• _PROBLEM TO SOLVE_
Return unchanged the lines of the records from the line containing "963, 587, 982]" through the line containing "table-cell [211, 781, 299, 815]", including both of those lines.

• _RECORDS SHOWN_
------------------------------------------------------------
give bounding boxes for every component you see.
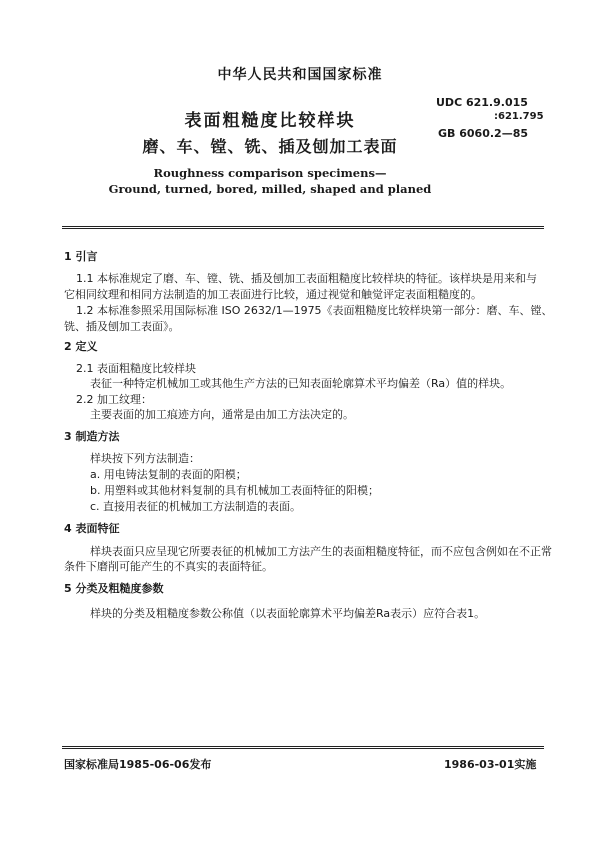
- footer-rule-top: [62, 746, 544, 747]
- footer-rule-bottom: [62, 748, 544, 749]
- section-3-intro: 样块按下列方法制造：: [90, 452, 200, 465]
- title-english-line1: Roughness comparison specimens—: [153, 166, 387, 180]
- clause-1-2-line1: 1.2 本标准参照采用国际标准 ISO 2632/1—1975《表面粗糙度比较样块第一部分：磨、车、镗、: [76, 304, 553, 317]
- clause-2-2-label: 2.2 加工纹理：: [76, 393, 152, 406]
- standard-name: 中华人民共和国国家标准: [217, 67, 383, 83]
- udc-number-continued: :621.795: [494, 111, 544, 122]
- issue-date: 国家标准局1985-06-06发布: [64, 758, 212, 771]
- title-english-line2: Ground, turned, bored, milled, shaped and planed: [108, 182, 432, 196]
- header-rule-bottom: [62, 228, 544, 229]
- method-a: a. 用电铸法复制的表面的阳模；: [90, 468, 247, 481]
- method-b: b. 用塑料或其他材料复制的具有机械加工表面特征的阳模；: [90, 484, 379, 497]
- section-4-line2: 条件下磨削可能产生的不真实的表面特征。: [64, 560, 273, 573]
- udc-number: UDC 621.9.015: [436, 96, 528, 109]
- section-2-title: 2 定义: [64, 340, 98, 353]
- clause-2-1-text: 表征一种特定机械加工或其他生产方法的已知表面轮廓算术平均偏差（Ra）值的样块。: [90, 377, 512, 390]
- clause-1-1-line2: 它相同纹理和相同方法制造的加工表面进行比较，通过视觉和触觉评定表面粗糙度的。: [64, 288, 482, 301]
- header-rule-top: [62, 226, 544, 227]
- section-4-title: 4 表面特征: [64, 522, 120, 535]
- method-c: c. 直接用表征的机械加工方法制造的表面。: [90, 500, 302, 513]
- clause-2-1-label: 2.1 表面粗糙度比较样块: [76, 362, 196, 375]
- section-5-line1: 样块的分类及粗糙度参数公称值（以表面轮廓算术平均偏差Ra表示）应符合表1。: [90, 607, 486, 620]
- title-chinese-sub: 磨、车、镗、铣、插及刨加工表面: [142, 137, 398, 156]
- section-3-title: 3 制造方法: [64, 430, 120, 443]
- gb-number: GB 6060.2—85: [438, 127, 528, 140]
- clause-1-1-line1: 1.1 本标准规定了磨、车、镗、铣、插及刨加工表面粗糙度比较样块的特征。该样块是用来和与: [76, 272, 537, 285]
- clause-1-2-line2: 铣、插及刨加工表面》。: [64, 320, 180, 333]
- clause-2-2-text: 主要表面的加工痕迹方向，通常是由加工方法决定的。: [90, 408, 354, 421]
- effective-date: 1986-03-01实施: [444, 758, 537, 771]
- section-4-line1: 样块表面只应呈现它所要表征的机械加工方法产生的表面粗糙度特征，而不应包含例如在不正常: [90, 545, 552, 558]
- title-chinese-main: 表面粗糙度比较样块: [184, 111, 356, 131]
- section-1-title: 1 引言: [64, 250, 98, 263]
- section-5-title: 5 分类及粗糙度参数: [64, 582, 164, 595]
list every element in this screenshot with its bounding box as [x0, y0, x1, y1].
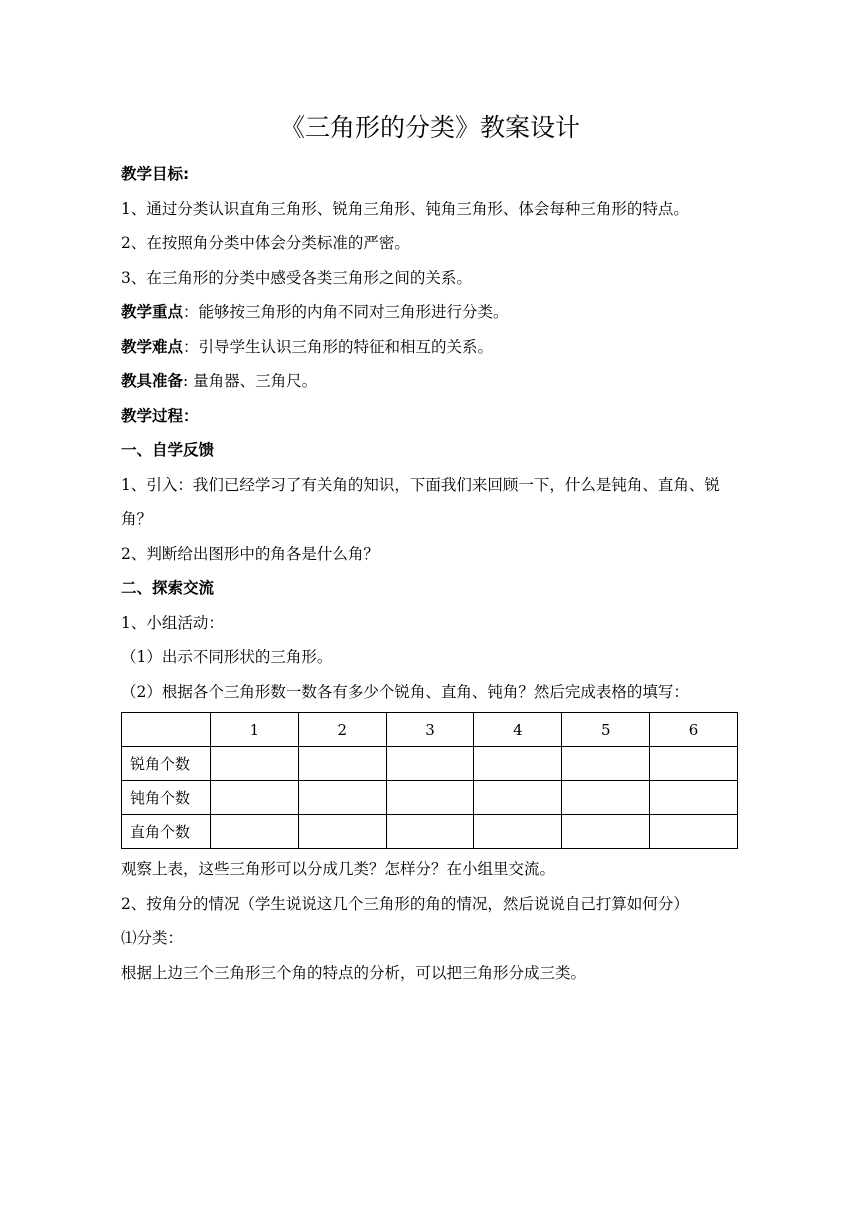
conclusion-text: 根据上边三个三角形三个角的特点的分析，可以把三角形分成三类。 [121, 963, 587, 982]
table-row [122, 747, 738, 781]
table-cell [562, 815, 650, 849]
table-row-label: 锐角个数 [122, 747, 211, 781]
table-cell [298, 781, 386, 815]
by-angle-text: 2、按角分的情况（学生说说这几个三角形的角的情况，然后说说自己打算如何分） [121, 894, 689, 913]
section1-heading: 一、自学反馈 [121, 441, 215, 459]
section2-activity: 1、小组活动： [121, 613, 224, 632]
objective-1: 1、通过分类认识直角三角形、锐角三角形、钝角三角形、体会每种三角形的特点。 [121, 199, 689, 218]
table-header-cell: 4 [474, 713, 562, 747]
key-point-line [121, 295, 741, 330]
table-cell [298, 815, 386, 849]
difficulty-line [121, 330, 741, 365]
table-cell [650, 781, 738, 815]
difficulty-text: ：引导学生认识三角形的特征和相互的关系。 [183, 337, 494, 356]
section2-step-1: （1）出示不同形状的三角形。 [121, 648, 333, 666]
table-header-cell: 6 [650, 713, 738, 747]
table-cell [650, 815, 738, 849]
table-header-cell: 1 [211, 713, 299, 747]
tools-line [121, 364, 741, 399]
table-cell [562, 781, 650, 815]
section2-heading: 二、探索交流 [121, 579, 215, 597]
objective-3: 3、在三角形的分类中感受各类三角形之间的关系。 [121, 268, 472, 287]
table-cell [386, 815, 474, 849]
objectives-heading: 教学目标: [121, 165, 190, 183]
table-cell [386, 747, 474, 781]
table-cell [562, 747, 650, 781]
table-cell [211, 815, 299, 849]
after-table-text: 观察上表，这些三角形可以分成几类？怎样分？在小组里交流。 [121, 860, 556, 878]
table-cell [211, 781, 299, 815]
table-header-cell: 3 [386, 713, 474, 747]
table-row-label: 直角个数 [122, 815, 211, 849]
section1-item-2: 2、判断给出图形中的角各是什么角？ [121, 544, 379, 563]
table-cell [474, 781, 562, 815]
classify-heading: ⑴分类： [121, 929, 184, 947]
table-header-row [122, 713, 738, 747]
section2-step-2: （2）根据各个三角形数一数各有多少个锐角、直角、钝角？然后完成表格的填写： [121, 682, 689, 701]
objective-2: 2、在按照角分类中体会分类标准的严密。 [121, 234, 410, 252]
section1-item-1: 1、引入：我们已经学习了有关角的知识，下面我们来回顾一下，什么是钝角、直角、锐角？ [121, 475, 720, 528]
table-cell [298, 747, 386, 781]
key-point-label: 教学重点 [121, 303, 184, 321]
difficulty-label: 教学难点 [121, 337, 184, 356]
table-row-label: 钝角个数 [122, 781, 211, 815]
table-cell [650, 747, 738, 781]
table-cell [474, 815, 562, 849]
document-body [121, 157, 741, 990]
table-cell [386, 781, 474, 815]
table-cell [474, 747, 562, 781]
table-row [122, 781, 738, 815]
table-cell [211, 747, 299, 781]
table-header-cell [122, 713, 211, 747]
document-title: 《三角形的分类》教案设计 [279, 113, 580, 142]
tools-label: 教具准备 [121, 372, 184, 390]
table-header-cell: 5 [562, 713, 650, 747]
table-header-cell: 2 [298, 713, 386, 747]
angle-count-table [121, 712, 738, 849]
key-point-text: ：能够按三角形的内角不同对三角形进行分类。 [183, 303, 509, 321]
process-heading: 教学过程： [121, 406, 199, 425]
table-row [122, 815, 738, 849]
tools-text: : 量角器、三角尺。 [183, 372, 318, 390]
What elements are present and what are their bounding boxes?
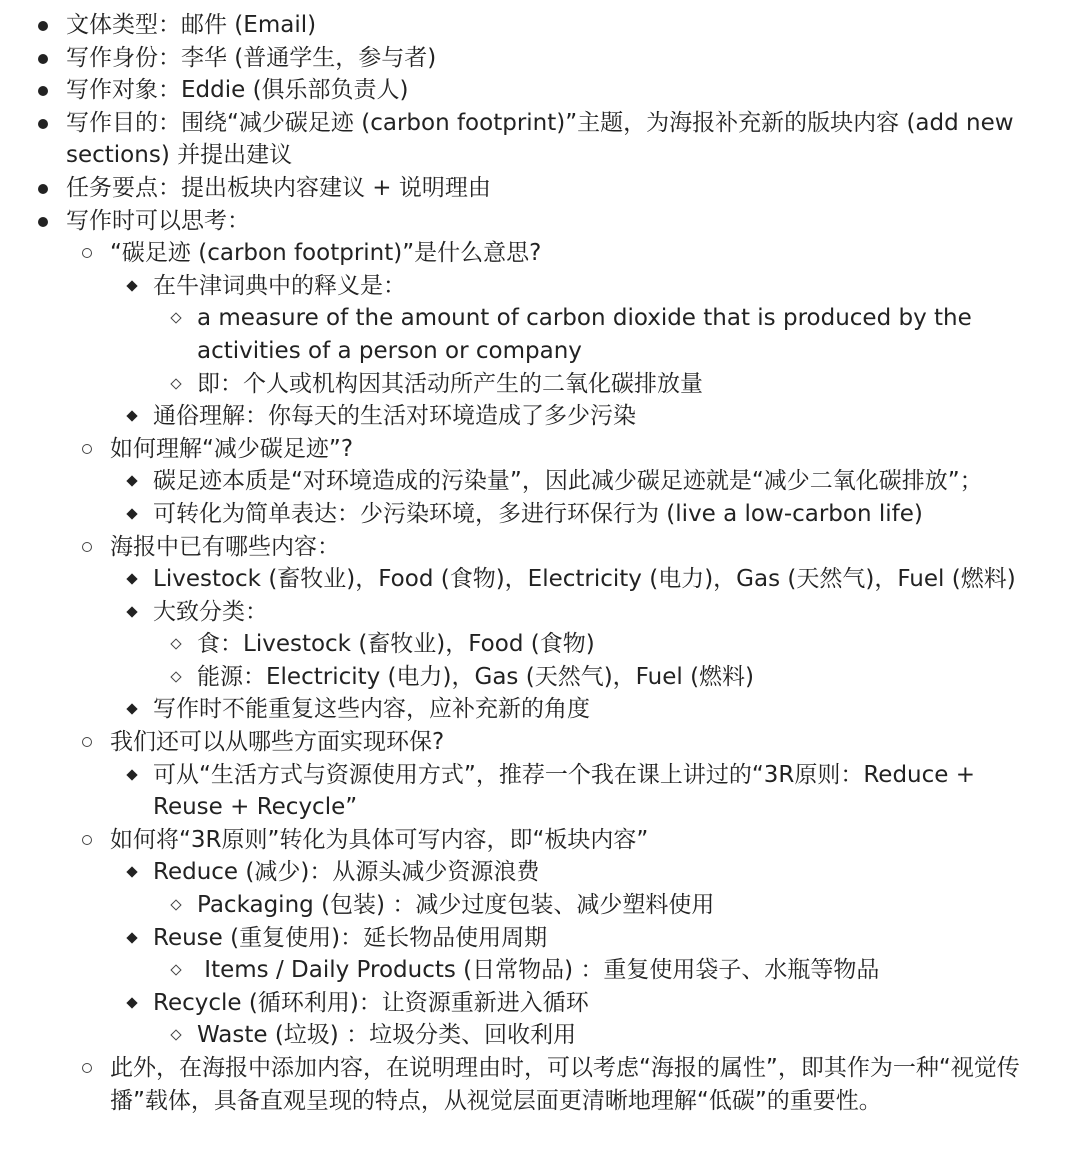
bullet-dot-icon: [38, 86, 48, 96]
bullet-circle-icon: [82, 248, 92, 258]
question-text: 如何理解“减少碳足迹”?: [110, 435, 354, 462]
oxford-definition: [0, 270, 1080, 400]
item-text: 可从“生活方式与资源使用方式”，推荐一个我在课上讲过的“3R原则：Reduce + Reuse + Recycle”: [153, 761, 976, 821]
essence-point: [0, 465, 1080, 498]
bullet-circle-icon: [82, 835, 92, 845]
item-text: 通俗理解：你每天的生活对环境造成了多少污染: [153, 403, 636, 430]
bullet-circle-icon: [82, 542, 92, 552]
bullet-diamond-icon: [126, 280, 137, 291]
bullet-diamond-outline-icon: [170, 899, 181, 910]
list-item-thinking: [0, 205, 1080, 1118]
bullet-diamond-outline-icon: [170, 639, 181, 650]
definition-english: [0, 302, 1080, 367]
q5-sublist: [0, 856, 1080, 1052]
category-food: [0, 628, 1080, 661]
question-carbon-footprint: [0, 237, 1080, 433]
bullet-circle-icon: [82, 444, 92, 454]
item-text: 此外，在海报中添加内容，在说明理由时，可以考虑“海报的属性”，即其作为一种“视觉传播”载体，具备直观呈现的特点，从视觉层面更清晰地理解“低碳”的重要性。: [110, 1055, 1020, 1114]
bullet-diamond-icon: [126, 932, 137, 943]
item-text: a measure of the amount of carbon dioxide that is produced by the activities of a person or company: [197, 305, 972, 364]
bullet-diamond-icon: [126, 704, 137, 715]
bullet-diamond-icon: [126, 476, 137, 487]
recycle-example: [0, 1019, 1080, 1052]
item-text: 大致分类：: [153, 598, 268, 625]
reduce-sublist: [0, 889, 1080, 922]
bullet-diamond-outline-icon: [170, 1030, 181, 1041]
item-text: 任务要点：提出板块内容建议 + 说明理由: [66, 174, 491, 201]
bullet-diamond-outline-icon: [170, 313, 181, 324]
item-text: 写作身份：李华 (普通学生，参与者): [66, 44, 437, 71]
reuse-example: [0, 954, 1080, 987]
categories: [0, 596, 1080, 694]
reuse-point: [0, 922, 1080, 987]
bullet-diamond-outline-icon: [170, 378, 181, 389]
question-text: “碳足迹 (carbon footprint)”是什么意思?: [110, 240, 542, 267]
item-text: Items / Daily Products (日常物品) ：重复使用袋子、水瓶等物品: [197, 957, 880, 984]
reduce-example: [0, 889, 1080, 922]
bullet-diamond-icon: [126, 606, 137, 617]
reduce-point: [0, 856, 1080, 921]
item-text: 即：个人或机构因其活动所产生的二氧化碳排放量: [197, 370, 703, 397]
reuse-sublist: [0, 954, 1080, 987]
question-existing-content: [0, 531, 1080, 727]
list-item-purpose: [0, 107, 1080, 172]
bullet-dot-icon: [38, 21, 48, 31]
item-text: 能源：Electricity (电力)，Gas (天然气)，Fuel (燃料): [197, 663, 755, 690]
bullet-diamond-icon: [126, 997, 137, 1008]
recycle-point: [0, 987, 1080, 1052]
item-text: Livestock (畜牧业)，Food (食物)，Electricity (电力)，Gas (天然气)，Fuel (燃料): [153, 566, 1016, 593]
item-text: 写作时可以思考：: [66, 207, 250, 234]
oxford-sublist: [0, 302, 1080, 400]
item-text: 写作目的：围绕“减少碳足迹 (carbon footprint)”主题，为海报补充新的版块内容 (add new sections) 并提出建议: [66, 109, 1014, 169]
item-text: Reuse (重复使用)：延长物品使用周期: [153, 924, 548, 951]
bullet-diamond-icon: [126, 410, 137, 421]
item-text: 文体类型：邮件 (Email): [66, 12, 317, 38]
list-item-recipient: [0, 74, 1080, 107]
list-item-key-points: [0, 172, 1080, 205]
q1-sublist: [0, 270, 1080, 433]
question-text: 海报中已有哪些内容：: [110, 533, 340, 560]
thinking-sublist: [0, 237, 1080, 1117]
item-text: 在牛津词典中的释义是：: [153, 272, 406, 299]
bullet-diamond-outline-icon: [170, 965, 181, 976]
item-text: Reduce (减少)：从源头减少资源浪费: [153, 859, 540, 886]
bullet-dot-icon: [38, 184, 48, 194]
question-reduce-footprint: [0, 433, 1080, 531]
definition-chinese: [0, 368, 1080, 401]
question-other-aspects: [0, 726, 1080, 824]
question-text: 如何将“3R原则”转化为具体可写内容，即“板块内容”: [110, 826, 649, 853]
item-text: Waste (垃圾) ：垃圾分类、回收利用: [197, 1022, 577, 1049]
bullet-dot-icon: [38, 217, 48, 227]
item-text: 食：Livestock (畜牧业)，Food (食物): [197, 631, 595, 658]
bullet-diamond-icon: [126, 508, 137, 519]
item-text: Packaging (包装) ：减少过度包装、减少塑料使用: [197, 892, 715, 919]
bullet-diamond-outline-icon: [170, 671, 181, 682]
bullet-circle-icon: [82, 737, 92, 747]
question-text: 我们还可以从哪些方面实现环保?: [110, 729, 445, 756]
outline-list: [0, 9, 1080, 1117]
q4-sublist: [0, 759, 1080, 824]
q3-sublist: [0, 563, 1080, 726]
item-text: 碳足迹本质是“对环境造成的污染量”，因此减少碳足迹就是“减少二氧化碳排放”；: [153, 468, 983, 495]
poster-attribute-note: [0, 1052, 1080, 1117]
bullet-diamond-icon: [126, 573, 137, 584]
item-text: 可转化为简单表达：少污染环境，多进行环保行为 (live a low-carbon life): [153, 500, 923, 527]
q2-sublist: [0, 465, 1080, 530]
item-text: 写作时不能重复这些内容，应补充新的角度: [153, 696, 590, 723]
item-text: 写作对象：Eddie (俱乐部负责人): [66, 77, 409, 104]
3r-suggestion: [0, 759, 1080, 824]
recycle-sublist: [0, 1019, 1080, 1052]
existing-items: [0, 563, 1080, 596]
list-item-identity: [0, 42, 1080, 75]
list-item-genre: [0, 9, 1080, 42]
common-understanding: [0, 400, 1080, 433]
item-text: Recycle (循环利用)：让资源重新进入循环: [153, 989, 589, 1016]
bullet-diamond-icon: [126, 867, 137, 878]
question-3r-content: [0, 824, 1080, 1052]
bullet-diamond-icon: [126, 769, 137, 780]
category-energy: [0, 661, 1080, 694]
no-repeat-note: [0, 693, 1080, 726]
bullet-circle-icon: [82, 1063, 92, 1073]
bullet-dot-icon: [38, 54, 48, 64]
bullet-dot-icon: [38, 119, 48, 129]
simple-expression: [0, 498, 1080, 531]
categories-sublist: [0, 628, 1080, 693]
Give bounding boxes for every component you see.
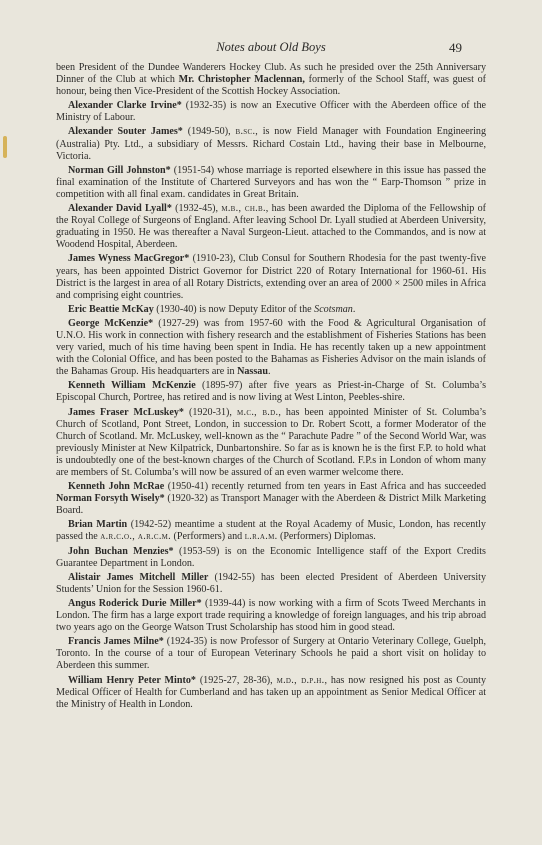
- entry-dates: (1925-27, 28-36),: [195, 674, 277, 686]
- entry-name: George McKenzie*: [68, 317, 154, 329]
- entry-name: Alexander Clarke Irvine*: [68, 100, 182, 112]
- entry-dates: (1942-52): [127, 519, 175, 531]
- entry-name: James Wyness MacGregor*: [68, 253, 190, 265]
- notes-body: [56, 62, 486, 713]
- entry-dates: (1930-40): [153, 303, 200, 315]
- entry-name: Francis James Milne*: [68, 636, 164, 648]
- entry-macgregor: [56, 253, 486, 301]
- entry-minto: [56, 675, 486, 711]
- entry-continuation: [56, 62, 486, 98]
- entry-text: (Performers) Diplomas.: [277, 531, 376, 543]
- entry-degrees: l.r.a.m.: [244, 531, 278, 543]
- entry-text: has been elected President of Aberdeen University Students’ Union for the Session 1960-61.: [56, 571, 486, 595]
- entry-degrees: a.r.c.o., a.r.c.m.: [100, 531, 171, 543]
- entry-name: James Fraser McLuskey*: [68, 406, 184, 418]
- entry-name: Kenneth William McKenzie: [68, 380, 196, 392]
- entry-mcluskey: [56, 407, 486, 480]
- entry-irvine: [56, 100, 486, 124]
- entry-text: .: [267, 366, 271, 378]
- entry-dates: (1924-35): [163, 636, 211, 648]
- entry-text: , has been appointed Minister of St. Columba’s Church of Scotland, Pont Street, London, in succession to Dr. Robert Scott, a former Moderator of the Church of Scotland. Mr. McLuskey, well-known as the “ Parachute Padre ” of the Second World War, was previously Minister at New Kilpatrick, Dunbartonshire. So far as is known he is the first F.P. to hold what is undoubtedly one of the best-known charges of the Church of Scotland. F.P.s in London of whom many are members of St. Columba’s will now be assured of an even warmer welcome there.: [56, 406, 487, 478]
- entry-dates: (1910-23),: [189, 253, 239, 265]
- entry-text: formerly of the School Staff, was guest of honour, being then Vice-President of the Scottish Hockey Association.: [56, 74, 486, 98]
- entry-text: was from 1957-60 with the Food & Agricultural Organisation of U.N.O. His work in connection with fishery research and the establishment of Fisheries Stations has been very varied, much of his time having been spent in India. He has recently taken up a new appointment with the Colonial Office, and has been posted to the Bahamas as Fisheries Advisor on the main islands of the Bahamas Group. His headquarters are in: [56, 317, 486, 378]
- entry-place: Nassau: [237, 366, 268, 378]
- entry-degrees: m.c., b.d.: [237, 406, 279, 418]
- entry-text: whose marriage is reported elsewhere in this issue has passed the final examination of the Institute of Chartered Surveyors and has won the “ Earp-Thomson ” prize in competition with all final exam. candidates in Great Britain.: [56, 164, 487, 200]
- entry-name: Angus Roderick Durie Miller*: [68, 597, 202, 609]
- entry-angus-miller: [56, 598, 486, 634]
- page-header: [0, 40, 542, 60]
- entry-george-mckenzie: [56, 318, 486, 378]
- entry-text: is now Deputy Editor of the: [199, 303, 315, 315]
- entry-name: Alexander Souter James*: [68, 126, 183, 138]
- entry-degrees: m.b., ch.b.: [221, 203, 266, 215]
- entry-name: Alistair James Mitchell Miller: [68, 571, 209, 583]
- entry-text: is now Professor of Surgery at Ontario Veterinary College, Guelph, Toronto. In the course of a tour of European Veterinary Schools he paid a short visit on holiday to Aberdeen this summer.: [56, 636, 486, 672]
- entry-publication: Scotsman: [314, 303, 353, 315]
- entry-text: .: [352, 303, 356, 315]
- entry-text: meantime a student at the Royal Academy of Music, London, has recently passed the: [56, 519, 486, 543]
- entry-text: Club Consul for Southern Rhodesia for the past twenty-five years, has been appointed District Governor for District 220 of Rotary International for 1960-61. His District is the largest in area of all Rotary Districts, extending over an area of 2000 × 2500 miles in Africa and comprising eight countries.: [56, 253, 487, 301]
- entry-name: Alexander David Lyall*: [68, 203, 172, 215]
------------------------------------------------------------
• _SOLVED EXERCISE_
conclusion-text: 根据上边三个三角形三个角的特点的分析，可以把三角形分成三类。 [121, 963, 587, 982]
table-row [122, 747, 738, 781]
table-cell [562, 815, 650, 849]
table-row-label: 锐角个数 [122, 747, 211, 781]
table-cell [298, 781, 386, 815]
by-angle-text: 2、按角分的情况（学生说说这几个三角形的角的情况，然后说说自己打算如何分） [121, 894, 689, 913]
section1-heading: 一、自学反馈 [121, 441, 215, 459]
section2-activity: 1、小组活动： [121, 613, 224, 632]
objective-1: 1、通过分类认识直角三角形、锐角三角形、钝角三角形、体会每种三角形的特点。 [121, 199, 689, 218]
table-header-cell: 4 [474, 713, 562, 747]
key-point-line [121, 295, 741, 330]
table-cell [298, 815, 386, 849]
difficulty-line [121, 330, 741, 365]
table-cell [650, 781, 738, 815]
difficulty-text: ：引导学生认识三角形的特征和相互的关系。 [183, 337, 494, 356]
section2-step-1: （1）出示不同形状的三角形。 [121, 648, 333, 666]
table-header-cell: 6 [650, 713, 738, 747]
table-cell [650, 815, 738, 849]
table-header-cell: 1 [211, 713, 299, 747]
tools-line [121, 364, 741, 399]
table-cell [562, 781, 650, 815]
section2-heading: 二、探索交流 [121, 579, 215, 597]
objective-3: 3、在三角形的分类中感受各类三角形之间的关系。 [121, 268, 472, 287]
table-cell [386, 815, 474, 849]
objectives-heading: 教学目标: [121, 165, 190, 183]
table-cell [386, 747, 474, 781]
table-cell [562, 747, 650, 781]
table-cell [211, 815, 299, 849]
after-table-text: 观察上表，这些三角形可以分成几类？怎样分？在小组里交流。 [121, 860, 556, 878]
table-cell [211, 781, 299, 815]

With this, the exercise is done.